Dreamland Roasters is a small company founded and run by Jason and Kelly Ogle in Falcon, Colorado. The idea for the company came about in April 2014 and the name, Dreamland, is a tribute to Jason and Kelly’s sixth child, Noah, whose time on this Earth was short. As of right now Dreamland doesn’t have a website, but you can find Dreamland active on Twitter, Instagram and Facebook. I’m not sure how much this coffee costs to order or the best way to get it from Dreamland, but contact them and I’m sure they’ll be happy to hook you up! Update: Dreamland are working on a website, but in the meantime you can email Jason at email@example.com, direct message him through Twitter @dreamloandroast or call/text at 719-822-1357.
The coffee I’m reviewing today from Dreamland Roasters is from Finca Candelaria, a farm in the Alotenango area of Guatemala. It was sourced by the excellent gang from Coffeeshrub/Sweet Maria’s. Finca Candelaria sits at 1220-1500masl on the ascent to the peak of Volcan de Fuego and a lot of the farm co-exists with natural forests. This region has been hit hard by roya or leaf rust, but Finca Candelaria has taken dramatic efforts to prune aggressively and limit the humid, shady conditions that La roya favors. The farm continues to thrive as a result. This particular coffee consists of B300, a dwarf bourbon varietal (Reference: Coffeeshrub.com).
I prepared this coffee three ways: pourover using my notNeutral Gino, AeroPress and old-school immersion cold brew over a 24-hour period of time (sitting on the counter, not in the fridge).

[Entries drawn from a collection]
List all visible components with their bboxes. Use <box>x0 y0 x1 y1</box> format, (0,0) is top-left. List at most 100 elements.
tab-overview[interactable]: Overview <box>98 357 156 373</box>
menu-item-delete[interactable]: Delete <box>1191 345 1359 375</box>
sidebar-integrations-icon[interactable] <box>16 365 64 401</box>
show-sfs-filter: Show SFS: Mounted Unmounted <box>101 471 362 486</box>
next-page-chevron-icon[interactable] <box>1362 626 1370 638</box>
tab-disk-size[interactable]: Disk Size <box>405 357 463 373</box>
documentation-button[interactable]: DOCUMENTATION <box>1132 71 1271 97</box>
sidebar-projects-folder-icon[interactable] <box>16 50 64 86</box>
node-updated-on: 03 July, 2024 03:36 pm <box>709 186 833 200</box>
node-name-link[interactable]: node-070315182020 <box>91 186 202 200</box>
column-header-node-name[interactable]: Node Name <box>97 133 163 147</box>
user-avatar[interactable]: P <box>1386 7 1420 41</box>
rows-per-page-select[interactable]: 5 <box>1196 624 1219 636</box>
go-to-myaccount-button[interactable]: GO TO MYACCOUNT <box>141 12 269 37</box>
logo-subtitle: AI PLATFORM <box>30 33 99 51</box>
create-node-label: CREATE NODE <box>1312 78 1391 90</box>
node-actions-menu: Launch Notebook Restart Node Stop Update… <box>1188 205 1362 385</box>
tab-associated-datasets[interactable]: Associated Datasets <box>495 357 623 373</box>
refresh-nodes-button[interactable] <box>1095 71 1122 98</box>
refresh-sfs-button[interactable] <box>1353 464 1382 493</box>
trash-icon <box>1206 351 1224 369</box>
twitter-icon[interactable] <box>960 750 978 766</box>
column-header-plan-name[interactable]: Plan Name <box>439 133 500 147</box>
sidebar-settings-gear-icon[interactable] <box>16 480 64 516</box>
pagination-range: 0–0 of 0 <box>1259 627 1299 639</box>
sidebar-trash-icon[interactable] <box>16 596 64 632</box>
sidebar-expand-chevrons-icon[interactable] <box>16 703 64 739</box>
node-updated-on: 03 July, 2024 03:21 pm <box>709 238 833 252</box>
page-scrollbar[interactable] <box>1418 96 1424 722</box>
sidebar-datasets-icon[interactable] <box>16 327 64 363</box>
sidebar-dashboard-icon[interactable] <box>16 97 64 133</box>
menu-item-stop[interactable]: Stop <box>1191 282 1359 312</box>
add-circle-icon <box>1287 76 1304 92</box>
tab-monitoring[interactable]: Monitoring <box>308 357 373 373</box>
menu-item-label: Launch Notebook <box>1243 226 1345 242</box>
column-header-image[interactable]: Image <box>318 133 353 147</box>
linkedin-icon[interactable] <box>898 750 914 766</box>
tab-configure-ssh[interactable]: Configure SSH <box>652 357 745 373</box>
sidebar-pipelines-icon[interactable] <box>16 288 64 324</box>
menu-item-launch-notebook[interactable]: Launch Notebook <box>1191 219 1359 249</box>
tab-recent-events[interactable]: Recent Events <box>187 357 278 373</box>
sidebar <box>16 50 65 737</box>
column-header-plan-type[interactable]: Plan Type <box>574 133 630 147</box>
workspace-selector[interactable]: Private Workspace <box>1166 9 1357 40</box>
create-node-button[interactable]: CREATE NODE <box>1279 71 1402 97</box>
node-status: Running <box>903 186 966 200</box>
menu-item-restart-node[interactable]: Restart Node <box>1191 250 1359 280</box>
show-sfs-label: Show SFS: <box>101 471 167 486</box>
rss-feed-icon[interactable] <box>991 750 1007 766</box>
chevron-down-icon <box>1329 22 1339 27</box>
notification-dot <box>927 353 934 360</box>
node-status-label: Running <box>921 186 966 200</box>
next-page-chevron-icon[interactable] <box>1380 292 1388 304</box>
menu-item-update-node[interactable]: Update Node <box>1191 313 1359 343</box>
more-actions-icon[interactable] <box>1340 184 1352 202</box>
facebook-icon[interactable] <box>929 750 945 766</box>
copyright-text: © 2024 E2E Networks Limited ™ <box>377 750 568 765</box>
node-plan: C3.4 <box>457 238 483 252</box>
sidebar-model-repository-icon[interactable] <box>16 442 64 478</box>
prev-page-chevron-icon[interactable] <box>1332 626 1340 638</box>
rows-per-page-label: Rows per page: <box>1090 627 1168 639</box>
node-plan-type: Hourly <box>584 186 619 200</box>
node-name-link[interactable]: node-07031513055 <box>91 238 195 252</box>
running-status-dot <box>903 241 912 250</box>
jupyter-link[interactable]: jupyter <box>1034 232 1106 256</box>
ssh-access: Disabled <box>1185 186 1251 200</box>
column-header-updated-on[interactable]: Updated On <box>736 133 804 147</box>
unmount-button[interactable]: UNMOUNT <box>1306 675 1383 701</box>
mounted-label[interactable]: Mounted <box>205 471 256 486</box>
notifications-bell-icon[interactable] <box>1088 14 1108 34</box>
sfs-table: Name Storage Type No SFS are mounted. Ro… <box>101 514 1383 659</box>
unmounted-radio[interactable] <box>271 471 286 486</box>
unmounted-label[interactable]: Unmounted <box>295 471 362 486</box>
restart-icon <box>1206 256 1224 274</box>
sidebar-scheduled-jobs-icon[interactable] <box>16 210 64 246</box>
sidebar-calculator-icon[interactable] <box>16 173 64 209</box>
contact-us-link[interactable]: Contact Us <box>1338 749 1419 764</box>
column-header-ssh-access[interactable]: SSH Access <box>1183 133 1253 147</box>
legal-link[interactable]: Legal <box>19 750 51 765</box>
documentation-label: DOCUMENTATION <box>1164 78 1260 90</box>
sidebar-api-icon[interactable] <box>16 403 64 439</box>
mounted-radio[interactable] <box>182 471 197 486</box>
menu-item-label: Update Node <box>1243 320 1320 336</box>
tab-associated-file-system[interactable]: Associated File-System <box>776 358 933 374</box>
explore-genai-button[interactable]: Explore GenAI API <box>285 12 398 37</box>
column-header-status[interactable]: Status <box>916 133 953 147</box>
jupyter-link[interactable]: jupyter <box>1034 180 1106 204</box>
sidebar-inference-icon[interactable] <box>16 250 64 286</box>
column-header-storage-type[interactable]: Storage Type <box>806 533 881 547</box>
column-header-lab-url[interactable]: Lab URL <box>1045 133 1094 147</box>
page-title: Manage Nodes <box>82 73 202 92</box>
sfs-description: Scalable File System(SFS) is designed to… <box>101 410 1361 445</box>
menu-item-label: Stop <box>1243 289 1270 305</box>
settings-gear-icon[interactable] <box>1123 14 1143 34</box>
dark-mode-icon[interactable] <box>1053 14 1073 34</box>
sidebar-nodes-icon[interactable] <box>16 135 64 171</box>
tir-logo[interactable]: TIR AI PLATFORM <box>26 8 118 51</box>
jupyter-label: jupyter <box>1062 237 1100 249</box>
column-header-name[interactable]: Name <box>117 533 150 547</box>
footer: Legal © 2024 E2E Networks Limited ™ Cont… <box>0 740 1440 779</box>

◆ LIST OF TASKS ◆
1) According to the review, why does Finca Candelaria continue to thrive in a region hit hard by leaf rust?
2) In the review, at what elevation does Finca Candelaria sit?
This material has no connection to the review above it.

◆ RESPONSE LIST ◆
1) The farm has pruned aggressively to limit the humid, shady conditions that leaf rust (la roya) favors. As a result of those efforts, it continues to thrive.

2) It sits at 1220–1500 masl.